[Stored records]
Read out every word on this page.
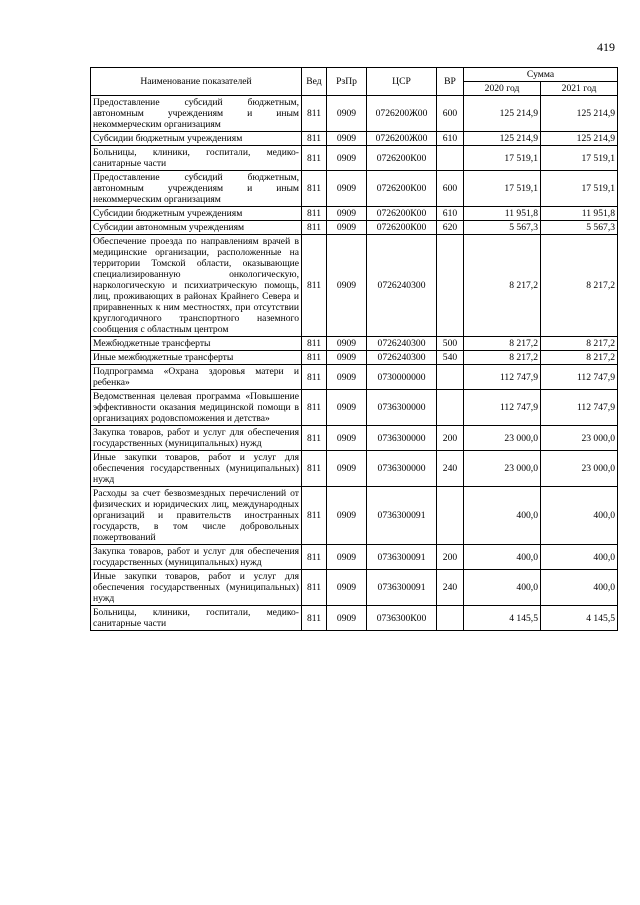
419
Наименование показателей	Вед	РзПр	ЦСР	ВР	Сумма	
					2020 год	2021 год
Предоставление субсидий бюджетным, автономным учреждениям и иным некоммерческим организациям	811	0909	0726200Ж00	600	125 214,9	125 214,9
Субсидии бюджетным учреждениям	811	0909	0726200Ж00	610	125 214,9	125 214,9
Больницы, клиники, госпитали, медико-санитарные части	811	0909	0726200К00		17 519,1	17 519,1
Предоставление субсидий бюджетным, автономным учреждениям и иным некоммерческим организациям	811	0909	0726200К00	600	17 519,1	17 519,1
Субсидии бюджетным учреждениям	811	0909	0726200К00	610	11 951,8	11 951,8
Субсидии автономным учреждениям	811	0909	0726200К00	620	5 567,3	5 567,3
Обеспечение проезда по направлениям врачей в медицинские организации, расположенные на территории Томской области, оказывающие специализированную онкологическую, наркологическую и психиатрическую помощь, лиц, проживающих в районах Крайнего Севера и приравненных к ним местностях, при отсутствии круглогодичного транспортного наземного сообщения с областным центром	811	0909	0726240300		8 217,2	8 217,2
Межбюджетные трансферты	811	0909	0726240300	500	8 217,2	8 217,2
Иные межбюджетные трансферты	811	0909	0726240300	540	8 217,2	8 217,2
Подпрограмма «Охрана здоровья матери и ребенка»	811	0909	0730000000		112 747,9	112 747,9
Ведомственная целевая программа «Повышение эффективности оказания медицинской помощи в организациях родовспоможения и детства»	811	0909	0736300000		112 747,9	112 747,9
Закупка товаров, работ и услуг для обеспечения государственных (муниципальных) нужд	811	0909	0736300000	200	23 000,0	23 000,0
Иные закупки товаров, работ и услуг для обеспечения государственных (муниципальных) нужд	811	0909	0736300000	240	23 000,0	23 000,0
Расходы за счет безвозмездных перечислений от физических и юридических лиц, международных организаций и правительств иностранных государств, в том числе добровольных пожертвований	811	0909	0736300091		400,0	400,0
Закупка товаров, работ и услуг для обеспечения государственных (муниципальных) нужд	811	0909	0736300091	200	400,0	400,0
Иные закупки товаров, работ и услуг для обеспечения государственных (муниципальных) нужд	811	0909	0736300091	240	400,0	400,0
Больницы, клиники, госпитали, медико-санитарные части	811	0909	0736300К00		4 145,5	4 145,5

→ **Short exercise**: Go through the records above and copy every line with the word "организациям".

→ **Solution to this exercise**:
Предоставление субсидий бюджетным, автономным учреждениям и иным некоммерческим организациям	811	0909	0726200Ж00	600	125 214,9	125 214,9
Предоставление субсидий бюджетным, автономным учреждениям и иным некоммерческим организациям	811	0909	0726200К00	600	17 519,1	17 519,1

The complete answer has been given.